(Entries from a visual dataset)
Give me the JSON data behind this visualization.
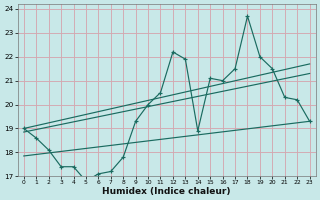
{
  "xlabel": "Humidex (Indice chaleur)",
  "bg_color": "#c8e8e8",
  "grid_color": "#d4a8b0",
  "line_color": "#1a6b60",
  "xlim": [
    -0.5,
    23.5
  ],
  "ylim": [
    17,
    24.2
  ],
  "yticks": [
    17,
    18,
    19,
    20,
    21,
    22,
    23,
    24
  ],
  "xticks": [
    0,
    1,
    2,
    3,
    4,
    5,
    6,
    7,
    8,
    9,
    10,
    11,
    12,
    13,
    14,
    15,
    16,
    17,
    18,
    19,
    20,
    21,
    22,
    23
  ],
  "main_x": [
    0,
    1,
    2,
    3,
    4,
    5,
    6,
    7,
    8,
    9,
    10,
    11,
    12,
    13,
    14,
    15,
    16,
    17,
    18,
    19,
    20,
    21,
    22,
    23
  ],
  "main_y": [
    19.0,
    18.6,
    18.1,
    17.4,
    17.4,
    16.8,
    17.1,
    17.2,
    17.8,
    19.3,
    20.0,
    20.5,
    22.2,
    21.9,
    18.9,
    21.1,
    21.0,
    21.5,
    23.7,
    22.0,
    21.5,
    20.3,
    20.2,
    19.3
  ],
  "upper_line": [
    19.0,
    21.7
  ],
  "mid_upper_line": [
    18.85,
    21.3
  ],
  "lower_line": [
    17.85,
    19.3
  ],
  "line_x_start": 0,
  "line_x_end": 23
}
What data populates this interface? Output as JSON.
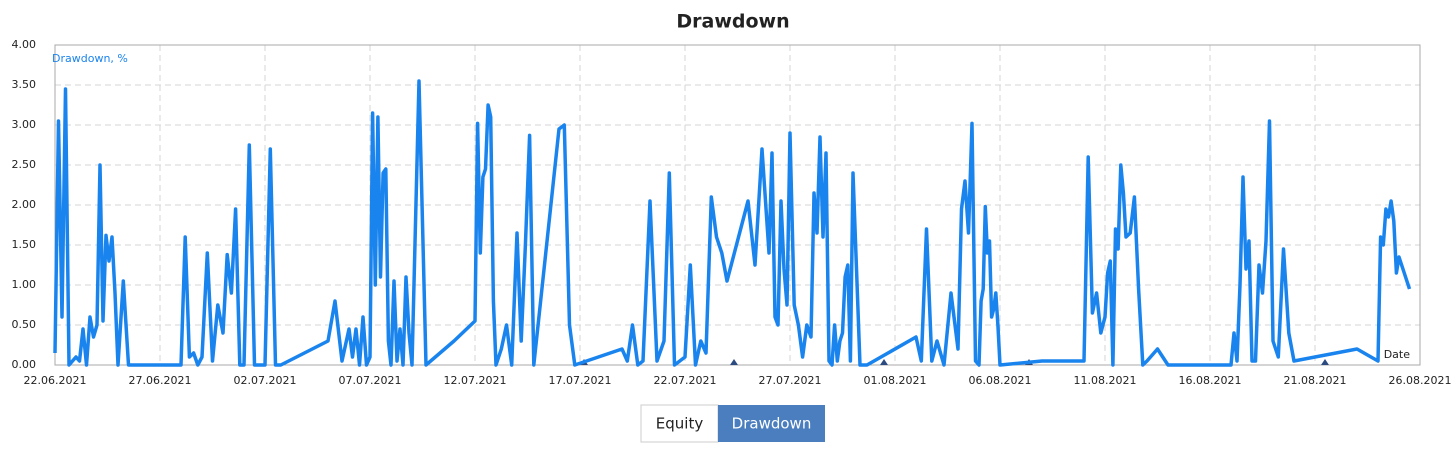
{
  "chart_data": {
    "type": "line",
    "title": "Drawdown",
    "x_label": "Date",
    "series": [
      {
        "name": "Drawdown, %",
        "color": "#1a84ee",
        "values": [
          0.15,
          3.05,
          0.6,
          3.45,
          0,
          0.05,
          0.1,
          0.05,
          0.45,
          0,
          0.6,
          0.35,
          0.5,
          2.5,
          0.55,
          1.62,
          1.3,
          1.6,
          0.9,
          0,
          1.05,
          0,
          0,
          0,
          1.6,
          0.1,
          0.15,
          0,
          0.1,
          1.4,
          0.05,
          0.75,
          0.4,
          1.38,
          0.9,
          1.95,
          0,
          0,
          2.75,
          0,
          0,
          0,
          2.7,
          0,
          0,
          0.3,
          0.8,
          0.05,
          0.45,
          0.1,
          0.45,
          0,
          0.6,
          0,
          0.1,
          3.15,
          1.0,
          3.1,
          1.1,
          2.4,
          2.45,
          0.3,
          0,
          1.05,
          0.05,
          0.45,
          0,
          1.1,
          0.4,
          0,
          3.55,
          0,
          0.3,
          0.55,
          3.02,
          1.4,
          2.35,
          2.45,
          3.25,
          3.1,
          0.8,
          0,
          0.2,
          0.5,
          0,
          1.65,
          0.3,
          1.5,
          2.87,
          0,
          2.95,
          3.0,
          0.5,
          0,
          0.2,
          0.05,
          0.5,
          0,
          0.05,
          2.05,
          0.05,
          0.3,
          2.4,
          0,
          0.05,
          0.1,
          1.25,
          0,
          0.3,
          0.15,
          2.1,
          1.6,
          1.4,
          1.05,
          2.05,
          1.25,
          2.7,
          1.4,
          2.65,
          0.6,
          0.5,
          2.05,
          1.2,
          0.75,
          2.9,
          0.75,
          0.5,
          0.1,
          0.5,
          0.35,
          2.15,
          1.65,
          2.85,
          1.6,
          2.65,
          0.05,
          0,
          0.5,
          0.05,
          0.3,
          0.4,
          1.1,
          1.25,
          0.05,
          2.4,
          0,
          0,
          0.35,
          0.05,
          1.7,
          0.05,
          0.3,
          0,
          0.9,
          0.2,
          1.95,
          2.3,
          1.65,
          3.02,
          0.05,
          0,
          0.8,
          0.95,
          1.98,
          1.4,
          1.55,
          0.6,
          0.7,
          0.9,
          0.5,
          0,
          0.05,
          0.05,
          2.6,
          0.65,
          0.9,
          0.4,
          0.6,
          1.15,
          1.3,
          0,
          1.7,
          1.45,
          2.5,
          2.15,
          1.6,
          1.65,
          2.1,
          0.95,
          0,
          0.05,
          0.2,
          0,
          0,
          0.4,
          0.05,
          1.0,
          2.35,
          1.2,
          1.55,
          0.05,
          0.05,
          1.25,
          0.9,
          1.55,
          3.05,
          0.3,
          0.1,
          1.45,
          0.4,
          0.05,
          0.2,
          0.05,
          1.6,
          1.5,
          1.95,
          1.85,
          2.05,
          1.8,
          1.15,
          1.35,
          0.95
        ]
      }
    ],
    "x": [
      "22.06.2021",
      "22.06.2021",
      "22.06.2021",
      "22.06.2021",
      "22.06.2021",
      "22.06.2021",
      "23.06.2021",
      "23.06.2021",
      "23.06.2021",
      "23.06.2021",
      "23.06.2021",
      "23.06.2021",
      "24.06.2021",
      "24.06.2021",
      "24.06.2021",
      "24.06.2021",
      "24.06.2021",
      "24.06.2021",
      "24.06.2021",
      "25.06.2021",
      "25.06.2021",
      "25.06.2021",
      "25.06.2021",
      "28.06.2021",
      "28.06.2021",
      "28.06.2021",
      "28.06.2021",
      "28.06.2021",
      "29.06.2021",
      "29.06.2021",
      "29.06.2021",
      "29.06.2021",
      "30.06.2021",
      "30.06.2021",
      "30.06.2021",
      "30.06.2021",
      "30.06.2021",
      "01.07.2021",
      "01.07.2021",
      "01.07.2021",
      "01.07.2021",
      "02.07.2021",
      "02.07.2021",
      "02.07.2021",
      "02.07.2021",
      "05.07.2021",
      "05.07.2021",
      "05.07.2021",
      "06.07.2021",
      "06.07.2021",
      "06.07.2021",
      "06.07.2021",
      "06.07.2021",
      "06.07.2021",
      "07.07.2021",
      "07.07.2021",
      "07.07.2021",
      "07.07.2021",
      "07.07.2021",
      "07.07.2021",
      "07.07.2021",
      "07.07.2021",
      "08.07.2021",
      "08.07.2021",
      "08.07.2021",
      "08.07.2021",
      "08.07.2021",
      "08.07.2021",
      "08.07.2021",
      "09.07.2021",
      "09.07.2021",
      "09.07.2021",
      "11.07.2021",
      "12.07.2021",
      "12.07.2021",
      "12.07.2021",
      "12.07.2021",
      "12.07.2021",
      "12.07.2021",
      "12.07.2021",
      "12.07.2021",
      "13.07.2021",
      "13.07.2021",
      "13.07.2021",
      "13.07.2021",
      "14.07.2021",
      "14.07.2021",
      "14.07.2021",
      "14.07.2021",
      "14.07.2021",
      "16.07.2021",
      "16.07.2021",
      "16.07.2021",
      "16.07.2021",
      "19.07.2021",
      "19.07.2021",
      "19.07.2021",
      "19.07.2021",
      "20.07.2021",
      "20.07.2021",
      "20.07.2021",
      "21.07.2021",
      "21.07.2021",
      "21.07.2021",
      "21.07.2021",
      "22.07.2021",
      "22.07.2021",
      "22.07.2021",
      "22.07.2021",
      "23.07.2021",
      "23.07.2021",
      "23.07.2021",
      "23.07.2021",
      "24.07.2021",
      "25.07.2021",
      "25.07.2021",
      "25.07.2021",
      "26.07.2021",
      "26.07.2021",
      "26.07.2021",
      "26.07.2021",
      "26.07.2021",
      "26.07.2021",
      "26.07.2021",
      "27.07.2021",
      "27.07.2021",
      "27.07.2021",
      "27.07.2021",
      "27.07.2021",
      "28.07.2021",
      "28.07.2021",
      "28.07.2021",
      "28.07.2021",
      "28.07.2021",
      "28.07.2021",
      "28.07.2021",
      "29.07.2021",
      "29.07.2021",
      "29.07.2021",
      "29.07.2021",
      "29.07.2021",
      "29.07.2021",
      "29.07.2021",
      "29.07.2021",
      "30.07.2021",
      "30.07.2021",
      "30.07.2021",
      "02.08.2021",
      "02.08.2021",
      "02.08.2021",
      "02.08.2021",
      "03.08.2021",
      "03.08.2021",
      "03.08.2021",
      "04.08.2021",
      "04.08.2021",
      "04.08.2021",
      "04.08.2021",
      "04.08.2021",
      "04.08.2021",
      "05.08.2021",
      "05.08.2021",
      "05.08.2021",
      "05.08.2021",
      "05.08.2021",
      "05.08.2021",
      "05.08.2021",
      "05.08.2021",
      "05.08.2021",
      "05.08.2021",
      "06.08.2021",
      "08.08.2021",
      "10.08.2021",
      "10.08.2021",
      "10.08.2021",
      "10.08.2021",
      "10.08.2021",
      "11.08.2021",
      "11.08.2021",
      "11.08.2021",
      "11.08.2021",
      "11.08.2021",
      "11.08.2021",
      "11.08.2021",
      "11.08.2021",
      "12.08.2021",
      "12.08.2021",
      "12.08.2021",
      "12.08.2021",
      "12.08.2021",
      "13.08.2021",
      "13.08.2021",
      "14.08.2021",
      "17.08.2021",
      "17.08.2021",
      "17.08.2021",
      "17.08.2021",
      "17.08.2021",
      "17.08.2021",
      "17.08.2021",
      "18.08.2021",
      "18.08.2021",
      "18.08.2021",
      "18.08.2021",
      "18.08.2021",
      "18.08.2021",
      "19.08.2021",
      "19.08.2021",
      "19.08.2021",
      "19.08.2021",
      "20.08.2021",
      "23.08.2021",
      "24.08.2021",
      "24.08.2021",
      "24.08.2021",
      "24.08.2021",
      "24.08.2021",
      "24.08.2021",
      "24.08.2021",
      "24.08.2021",
      "25.08.2021",
      "25.08.2021"
    ],
    "xlim": [
      "22.06.2021",
      "26.08.2021"
    ],
    "xticks": [
      "22.06.2021",
      "27.06.2021",
      "02.07.2021",
      "07.07.2021",
      "12.07.2021",
      "17.07.2021",
      "22.07.2021",
      "27.07.2021",
      "01.08.2021",
      "06.08.2021",
      "11.08.2021",
      "16.08.2021",
      "21.08.2021",
      "26.08.2021"
    ],
    "ylim": [
      0,
      4
    ],
    "yticks": [
      {
        "value": 0,
        "label": "0.00"
      },
      {
        "value": 0.5,
        "label": "0.50"
      },
      {
        "value": 1,
        "label": "1.00"
      },
      {
        "value": 1.5,
        "label": "1.50"
      },
      {
        "value": 2,
        "label": "2.00"
      },
      {
        "value": 2.5,
        "label": "2.50"
      },
      {
        "value": 3,
        "label": "3.00"
      },
      {
        "value": 3.5,
        "label": "3.50"
      },
      {
        "value": 4,
        "label": "4.00"
      }
    ],
    "grid": true
  },
  "buttons": [
    "Equity",
    "Drawdown"
  ]
}
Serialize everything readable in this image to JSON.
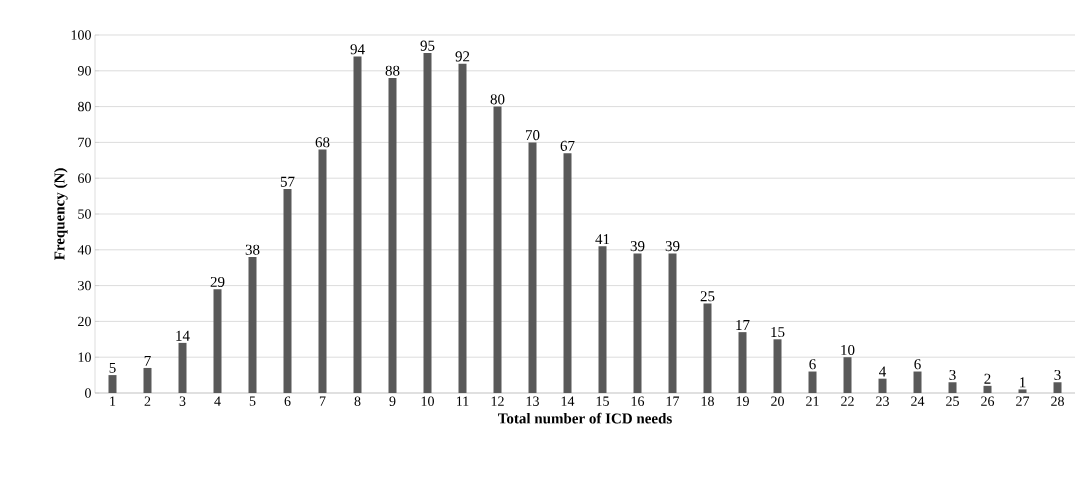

EXERCISE:
Lines containing the word "Drawdown" must all be returned from the material above.

THE SOLUTION:
    "title": "Drawdown",
        "name": "Drawdown, %",
    "Drawdown"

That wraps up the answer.